Items from a figure collection:
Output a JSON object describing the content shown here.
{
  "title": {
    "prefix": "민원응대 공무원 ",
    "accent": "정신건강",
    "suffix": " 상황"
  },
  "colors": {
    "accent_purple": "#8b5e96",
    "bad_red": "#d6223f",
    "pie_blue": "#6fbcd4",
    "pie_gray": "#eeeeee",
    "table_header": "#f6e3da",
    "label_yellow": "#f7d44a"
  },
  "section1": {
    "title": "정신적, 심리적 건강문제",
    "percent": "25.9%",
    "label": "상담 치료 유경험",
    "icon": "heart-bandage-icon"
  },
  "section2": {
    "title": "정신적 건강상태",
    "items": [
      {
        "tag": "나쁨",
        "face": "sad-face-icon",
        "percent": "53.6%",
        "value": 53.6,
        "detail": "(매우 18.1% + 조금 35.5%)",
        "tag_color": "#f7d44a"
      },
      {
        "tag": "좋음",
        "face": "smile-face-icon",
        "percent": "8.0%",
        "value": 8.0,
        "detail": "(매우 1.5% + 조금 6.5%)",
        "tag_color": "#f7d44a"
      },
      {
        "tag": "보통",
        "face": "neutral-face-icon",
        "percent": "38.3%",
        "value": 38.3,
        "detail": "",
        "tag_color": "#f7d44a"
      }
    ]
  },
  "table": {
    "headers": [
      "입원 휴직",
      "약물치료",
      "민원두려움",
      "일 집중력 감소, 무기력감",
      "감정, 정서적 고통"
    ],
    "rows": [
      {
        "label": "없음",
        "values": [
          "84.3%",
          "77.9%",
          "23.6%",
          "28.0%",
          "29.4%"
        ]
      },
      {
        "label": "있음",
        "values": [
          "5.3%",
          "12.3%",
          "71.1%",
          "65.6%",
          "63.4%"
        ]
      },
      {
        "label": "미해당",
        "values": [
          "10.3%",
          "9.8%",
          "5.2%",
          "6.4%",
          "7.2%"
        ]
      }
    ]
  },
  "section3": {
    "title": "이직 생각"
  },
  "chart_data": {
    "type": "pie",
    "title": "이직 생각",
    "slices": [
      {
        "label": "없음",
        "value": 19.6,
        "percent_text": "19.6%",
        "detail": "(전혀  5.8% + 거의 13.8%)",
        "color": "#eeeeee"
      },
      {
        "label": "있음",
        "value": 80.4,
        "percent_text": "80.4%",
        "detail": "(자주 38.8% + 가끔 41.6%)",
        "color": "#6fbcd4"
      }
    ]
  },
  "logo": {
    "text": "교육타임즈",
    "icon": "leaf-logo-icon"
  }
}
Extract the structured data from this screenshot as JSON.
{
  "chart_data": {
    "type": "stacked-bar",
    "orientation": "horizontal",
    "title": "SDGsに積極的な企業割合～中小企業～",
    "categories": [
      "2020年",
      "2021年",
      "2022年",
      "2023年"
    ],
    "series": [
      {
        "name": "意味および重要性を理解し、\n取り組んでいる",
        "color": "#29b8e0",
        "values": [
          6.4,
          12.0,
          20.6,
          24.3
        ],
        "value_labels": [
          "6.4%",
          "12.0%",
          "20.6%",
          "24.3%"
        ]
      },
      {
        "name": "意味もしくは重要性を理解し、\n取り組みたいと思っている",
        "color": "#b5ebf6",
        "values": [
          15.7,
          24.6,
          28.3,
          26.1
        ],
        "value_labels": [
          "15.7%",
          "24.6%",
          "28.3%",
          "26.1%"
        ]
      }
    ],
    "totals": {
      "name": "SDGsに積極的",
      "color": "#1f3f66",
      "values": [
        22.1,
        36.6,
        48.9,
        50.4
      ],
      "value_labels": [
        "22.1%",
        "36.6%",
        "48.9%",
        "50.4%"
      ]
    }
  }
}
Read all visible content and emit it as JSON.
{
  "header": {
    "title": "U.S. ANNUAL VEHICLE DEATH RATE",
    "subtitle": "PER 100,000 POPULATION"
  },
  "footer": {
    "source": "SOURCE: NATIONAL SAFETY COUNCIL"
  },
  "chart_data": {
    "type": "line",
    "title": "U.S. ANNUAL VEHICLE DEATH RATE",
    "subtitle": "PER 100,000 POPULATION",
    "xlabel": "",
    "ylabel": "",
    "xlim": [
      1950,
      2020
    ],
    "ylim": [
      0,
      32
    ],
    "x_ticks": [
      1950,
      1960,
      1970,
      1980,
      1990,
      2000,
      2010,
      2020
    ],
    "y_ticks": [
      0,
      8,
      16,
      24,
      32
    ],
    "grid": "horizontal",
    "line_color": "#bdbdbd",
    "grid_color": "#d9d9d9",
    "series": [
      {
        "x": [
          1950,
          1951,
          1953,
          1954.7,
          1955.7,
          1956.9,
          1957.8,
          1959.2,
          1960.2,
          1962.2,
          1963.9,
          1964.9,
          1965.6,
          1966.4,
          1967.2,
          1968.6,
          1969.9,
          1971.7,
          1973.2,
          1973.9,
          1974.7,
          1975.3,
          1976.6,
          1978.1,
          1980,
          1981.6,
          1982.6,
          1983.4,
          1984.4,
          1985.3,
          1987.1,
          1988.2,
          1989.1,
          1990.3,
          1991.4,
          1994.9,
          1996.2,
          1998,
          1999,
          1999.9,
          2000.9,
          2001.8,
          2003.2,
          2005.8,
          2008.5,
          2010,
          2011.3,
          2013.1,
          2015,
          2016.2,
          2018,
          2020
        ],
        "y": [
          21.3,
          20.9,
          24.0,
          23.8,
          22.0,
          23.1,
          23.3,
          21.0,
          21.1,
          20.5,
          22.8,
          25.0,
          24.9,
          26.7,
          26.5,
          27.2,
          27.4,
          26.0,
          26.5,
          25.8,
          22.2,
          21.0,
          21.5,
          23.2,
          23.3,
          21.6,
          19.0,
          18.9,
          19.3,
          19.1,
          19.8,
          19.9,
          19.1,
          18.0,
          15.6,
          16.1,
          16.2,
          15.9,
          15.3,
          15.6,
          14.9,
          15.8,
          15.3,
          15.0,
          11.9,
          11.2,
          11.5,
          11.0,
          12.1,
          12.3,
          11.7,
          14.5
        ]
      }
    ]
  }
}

**Work to do:**
State the number of lines in the records that contain the string "detail", and nothing more.

**Output of the task:**
5